What needs to be done:
Consider the data that follows and state how many lines contain the string "this", using the number alone.

Recorded data:
↓↓↓
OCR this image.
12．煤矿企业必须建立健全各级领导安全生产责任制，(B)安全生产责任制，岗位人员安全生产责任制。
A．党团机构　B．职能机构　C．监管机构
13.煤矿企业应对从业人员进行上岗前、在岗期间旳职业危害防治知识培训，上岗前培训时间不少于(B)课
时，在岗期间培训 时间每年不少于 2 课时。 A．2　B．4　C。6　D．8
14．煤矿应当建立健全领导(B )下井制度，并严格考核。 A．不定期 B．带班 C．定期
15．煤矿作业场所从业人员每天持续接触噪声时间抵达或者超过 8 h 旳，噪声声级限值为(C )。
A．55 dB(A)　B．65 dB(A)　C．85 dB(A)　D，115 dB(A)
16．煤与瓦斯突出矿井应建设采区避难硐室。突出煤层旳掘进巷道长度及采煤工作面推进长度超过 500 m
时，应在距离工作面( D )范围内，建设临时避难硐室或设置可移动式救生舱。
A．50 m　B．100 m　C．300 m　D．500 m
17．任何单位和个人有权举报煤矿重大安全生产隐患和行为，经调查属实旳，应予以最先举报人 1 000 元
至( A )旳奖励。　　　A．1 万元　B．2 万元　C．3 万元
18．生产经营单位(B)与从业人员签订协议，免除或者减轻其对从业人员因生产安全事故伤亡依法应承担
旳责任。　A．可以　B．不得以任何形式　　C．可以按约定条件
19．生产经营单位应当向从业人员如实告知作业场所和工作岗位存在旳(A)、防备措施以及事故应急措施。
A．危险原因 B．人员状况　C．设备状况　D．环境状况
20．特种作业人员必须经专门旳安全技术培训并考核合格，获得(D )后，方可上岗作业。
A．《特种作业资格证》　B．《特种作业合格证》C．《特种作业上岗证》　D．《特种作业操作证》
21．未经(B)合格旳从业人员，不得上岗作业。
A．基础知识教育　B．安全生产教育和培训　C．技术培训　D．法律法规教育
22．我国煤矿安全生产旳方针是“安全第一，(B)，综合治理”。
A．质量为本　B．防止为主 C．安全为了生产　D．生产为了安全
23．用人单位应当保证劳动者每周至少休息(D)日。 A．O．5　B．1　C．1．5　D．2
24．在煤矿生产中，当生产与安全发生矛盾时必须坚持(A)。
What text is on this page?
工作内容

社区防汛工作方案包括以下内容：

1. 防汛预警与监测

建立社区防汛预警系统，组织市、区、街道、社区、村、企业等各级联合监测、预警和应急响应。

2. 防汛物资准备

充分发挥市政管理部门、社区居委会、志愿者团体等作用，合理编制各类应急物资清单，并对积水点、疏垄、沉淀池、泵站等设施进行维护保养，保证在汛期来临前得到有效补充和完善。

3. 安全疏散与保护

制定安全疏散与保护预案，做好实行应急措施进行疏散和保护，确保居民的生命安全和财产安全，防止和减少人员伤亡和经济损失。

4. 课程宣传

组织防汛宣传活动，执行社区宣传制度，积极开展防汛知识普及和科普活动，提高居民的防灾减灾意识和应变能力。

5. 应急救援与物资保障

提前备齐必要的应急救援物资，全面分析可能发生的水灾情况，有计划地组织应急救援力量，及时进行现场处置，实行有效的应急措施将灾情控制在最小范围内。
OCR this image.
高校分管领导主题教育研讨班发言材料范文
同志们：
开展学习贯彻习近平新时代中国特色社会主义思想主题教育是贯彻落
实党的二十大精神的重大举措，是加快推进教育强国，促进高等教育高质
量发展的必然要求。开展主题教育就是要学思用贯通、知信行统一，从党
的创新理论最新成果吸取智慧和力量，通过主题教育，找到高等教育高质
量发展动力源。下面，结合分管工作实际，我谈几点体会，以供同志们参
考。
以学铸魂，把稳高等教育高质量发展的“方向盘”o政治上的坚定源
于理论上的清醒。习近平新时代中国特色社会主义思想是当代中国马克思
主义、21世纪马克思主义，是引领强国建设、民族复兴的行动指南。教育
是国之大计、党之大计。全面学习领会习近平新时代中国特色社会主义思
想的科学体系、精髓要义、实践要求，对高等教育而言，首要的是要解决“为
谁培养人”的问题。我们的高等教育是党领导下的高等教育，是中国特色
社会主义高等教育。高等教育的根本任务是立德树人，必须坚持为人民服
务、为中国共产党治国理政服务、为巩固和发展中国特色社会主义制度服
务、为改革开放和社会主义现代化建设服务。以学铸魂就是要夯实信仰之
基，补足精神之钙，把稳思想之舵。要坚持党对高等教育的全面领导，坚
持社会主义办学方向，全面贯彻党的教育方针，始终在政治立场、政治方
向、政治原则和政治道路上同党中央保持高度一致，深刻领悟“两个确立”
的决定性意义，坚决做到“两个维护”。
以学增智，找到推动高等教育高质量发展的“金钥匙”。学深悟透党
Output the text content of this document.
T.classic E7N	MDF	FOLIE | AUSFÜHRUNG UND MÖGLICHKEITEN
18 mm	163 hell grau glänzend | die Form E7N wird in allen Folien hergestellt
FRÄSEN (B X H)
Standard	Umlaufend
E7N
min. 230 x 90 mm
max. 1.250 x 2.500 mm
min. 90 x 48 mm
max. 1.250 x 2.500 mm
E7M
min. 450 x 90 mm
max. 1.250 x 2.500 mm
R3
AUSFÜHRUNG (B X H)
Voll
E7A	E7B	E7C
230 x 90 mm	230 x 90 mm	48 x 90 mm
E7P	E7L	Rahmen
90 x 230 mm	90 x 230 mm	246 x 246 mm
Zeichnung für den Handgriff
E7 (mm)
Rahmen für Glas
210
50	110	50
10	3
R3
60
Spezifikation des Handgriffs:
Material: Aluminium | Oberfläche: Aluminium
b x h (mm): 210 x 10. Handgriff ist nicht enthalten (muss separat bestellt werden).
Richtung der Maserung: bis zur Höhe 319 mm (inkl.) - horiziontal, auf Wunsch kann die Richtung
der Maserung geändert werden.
↑↑↑
Full output:
4